LISTED ENTRIES ->
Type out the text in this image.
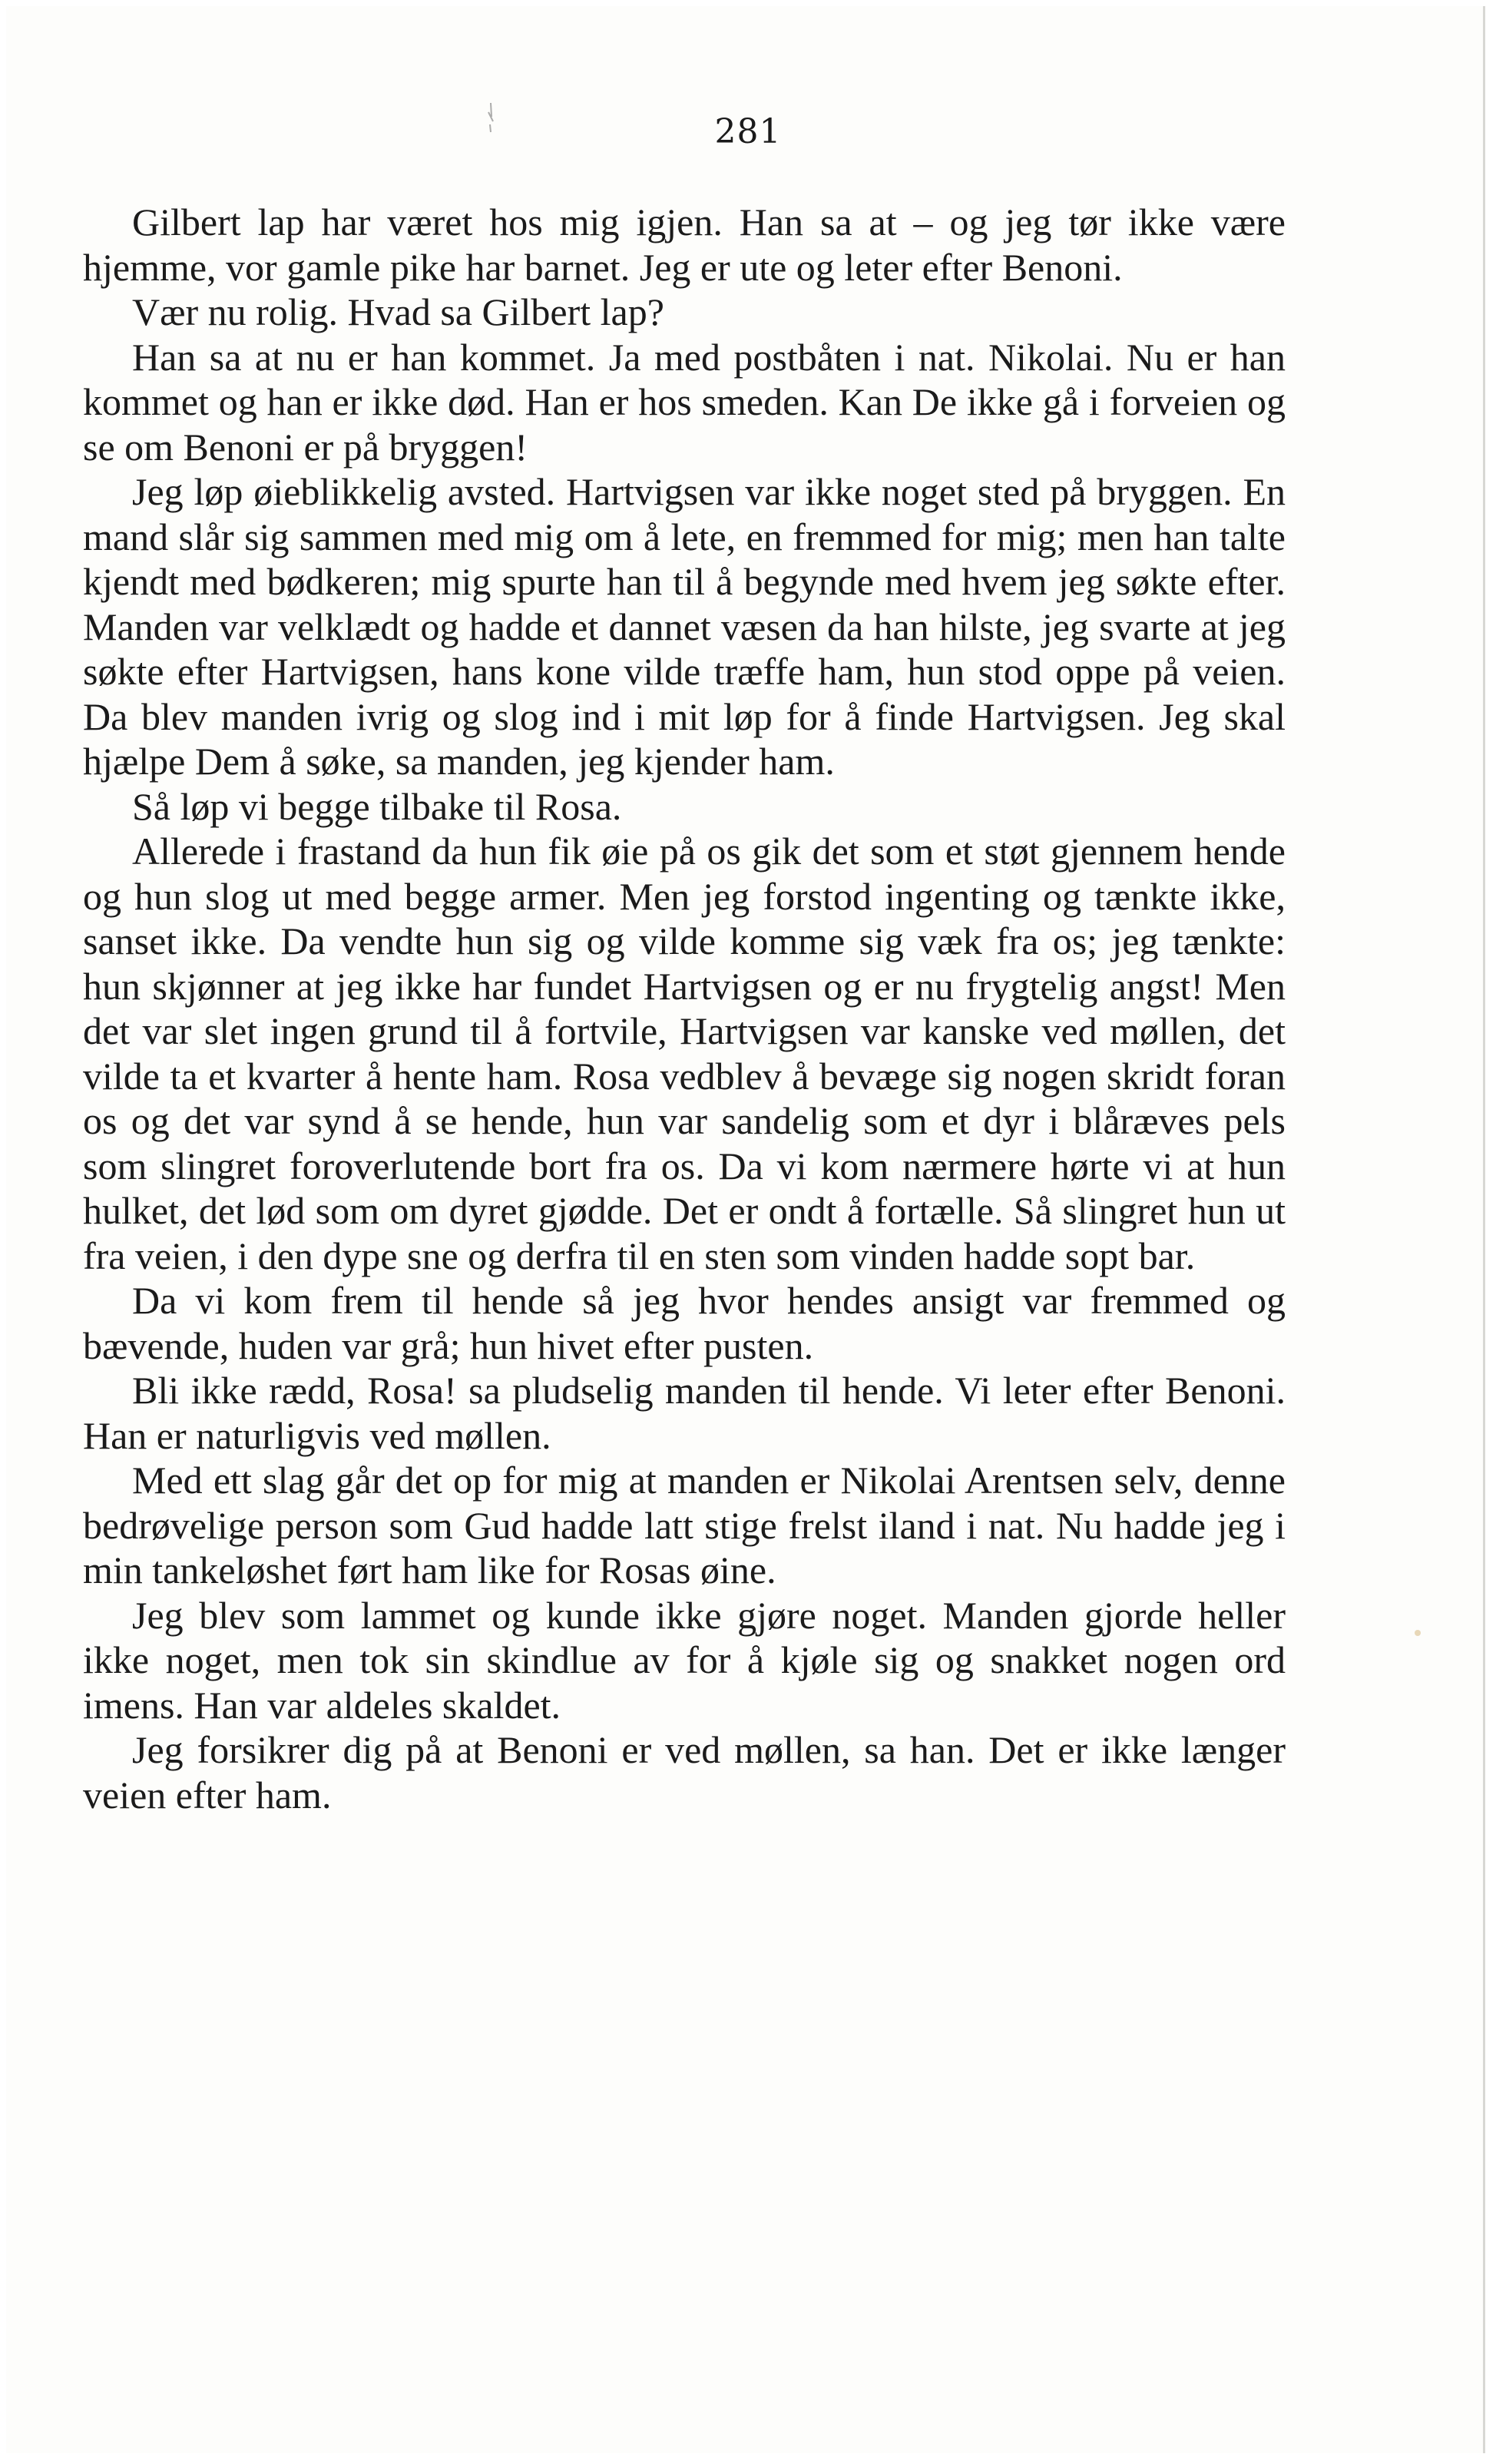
281

Gilbert lap har været hos mig igjen. Han sa at – og jeg tør ikke være hjemme, vor gamle pike har barnet. Jeg er ute og leter efter Benoni.

Vær nu rolig. Hvad sa Gilbert lap?

Han sa at nu er han kommet. Ja med postbåten i nat. Nikolai. Nu er han kommet og han er ikke død. Han er hos smeden. Kan De ikke gå i forveien og se om Benoni er på bryggen!

Jeg løp øieblikkelig avsted. Hartvigsen var ikke noget sted på bryggen. En mand slår sig sammen med mig om å lete, en fremmed for mig; men han talte kjendt med bødkeren; mig spurte han til å begynde med hvem jeg søkte efter. Manden var velklædt og hadde et dannet væsen da han hilste, jeg svarte at jeg søkte efter Hartvigsen, hans kone vilde træffe ham, hun stod oppe på veien. Da blev manden ivrig og slog ind i mit løp for å finde Hartvigsen. Jeg skal hjælpe Dem å søke, sa manden, jeg kjender ham.

Så løp vi begge tilbake til Rosa.

Allerede i frastand da hun fik øie på os gik det som et støt gjennem hende og hun slog ut med begge armer. Men jeg forstod ingenting og tænkte ikke, sanset ikke. Da vendte hun sig og vilde komme sig væk fra os; jeg tænkte: hun skjønner at jeg ikke har fundet Hartvigsen og er nu frygtelig angst! Men det var slet ingen grund til å fortvile, Hartvigsen var kanske ved møllen, det vilde ta et kvarter å hente ham. Rosa vedblev å bevæge sig nogen skridt foran os og det var synd å se hende, hun var sandelig som et dyr i blåræves pels som slingret foroverlutende bort fra os. Da vi kom nærmere hørte vi at hun hulket, det lød som om dyret gjødde. Det er ondt å fortælle. Så slingret hun ut fra veien, i den dype sne og derfra til en sten som vinden hadde sopt bar.

Da vi kom frem til hende så jeg hvor hendes ansigt var fremmed og bævende, huden var grå; hun hivet efter pusten.

Bli ikke rædd, Rosa! sa pludselig manden til hende. Vi leter efter Benoni. Han er naturligvis ved møllen.

Med ett slag går det op for mig at manden er Nikolai Arentsen selv, denne bedrøvelige person som Gud hadde latt stige frelst iland i nat. Nu hadde jeg i min tankeløshet ført ham like for Rosas øine.

Jeg blev som lammet og kunde ikke gjøre noget. Manden gjorde heller ikke noget, men tok sin skindlue av for å kjøle sig og snakket nogen ord imens. Han var aldeles skaldet.

Jeg forsikrer dig på at Benoni er ved møllen, sa han. Det er ikke længer veien efter ham.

DO THIS ->
Your task is to copy the entries in full and exactly, without any images.

REPLY ->
Type out the text in this image.
281

Gilbert lap har været hos mig igjen. Han sa at – og jeg tør ikke være hjemme, vor gamle pike har barnet. Jeg er ute og leter efter Benoni.

Vær nu rolig. Hvad sa Gilbert lap?

Han sa at nu er han kommet. Ja med postbåten i nat. Nikolai. Nu er han kommet og han er ikke død. Han er hos smeden. Kan De ikke gå i forveien og se om Benoni er på bryggen!

Jeg løp øieblikkelig avsted. Hartvigsen var ikke noget sted på bryggen. En mand slår sig sammen med mig om å lete, en fremmed for mig; men han talte kjendt med bødkeren; mig spurte han til å begynde med hvem jeg søkte efter. Manden var velklædt og hadde et dannet væsen da han hilste, jeg svarte at jeg søkte efter Hartvigsen, hans kone vilde træffe ham, hun stod oppe på veien. Da blev manden ivrig og slog ind i mit løp for å finde Hartvigsen. Jeg skal hjælpe Dem å søke, sa manden, jeg kjender ham.

Så løp vi begge tilbake til Rosa.

Allerede i frastand da hun fik øie på os gik det som et støt gjennem hende og hun slog ut med begge armer. Men jeg forstod ingenting og tænkte ikke, sanset ikke. Da vendte hun sig og vilde komme sig væk fra os; jeg tænkte: hun skjønner at jeg ikke har fundet Hartvigsen og er nu frygtelig angst! Men det var slet ingen grund til å fortvile, Hartvigsen var kanske ved møllen, det vilde ta et kvarter å hente ham. Rosa vedblev å bevæge sig nogen skridt foran os og det var synd å se hende, hun var sandelig som et dyr i blåræves pels som slingret foroverlutende bort fra os. Da vi kom nærmere hørte vi at hun hulket, det lød som om dyret gjødde. Det er ondt å fortælle. Så slingret hun ut fra veien, i den dype sne og derfra til en sten som vinden hadde sopt bar.

Da vi kom frem til hende så jeg hvor hendes ansigt var fremmed og bævende, huden var grå; hun hivet efter pusten.

Bli ikke rædd, Rosa! sa pludselig manden til hende. Vi leter efter Benoni. Han er naturligvis ved møllen.

Med ett slag går det op for mig at manden er Nikolai Arentsen selv, denne bedrøvelige person som Gud hadde latt stige frelst iland i nat. Nu hadde jeg i min tankeløshet ført ham like for Rosas øine.

Jeg blev som lammet og kunde ikke gjøre noget. Manden gjorde heller ikke noget, men tok sin skindlue av for å kjøle sig og snakket nogen ord imens. Han var aldeles skaldet.

Jeg forsikrer dig på at Benoni er ved møllen, sa han. Det er ikke længer veien efter ham.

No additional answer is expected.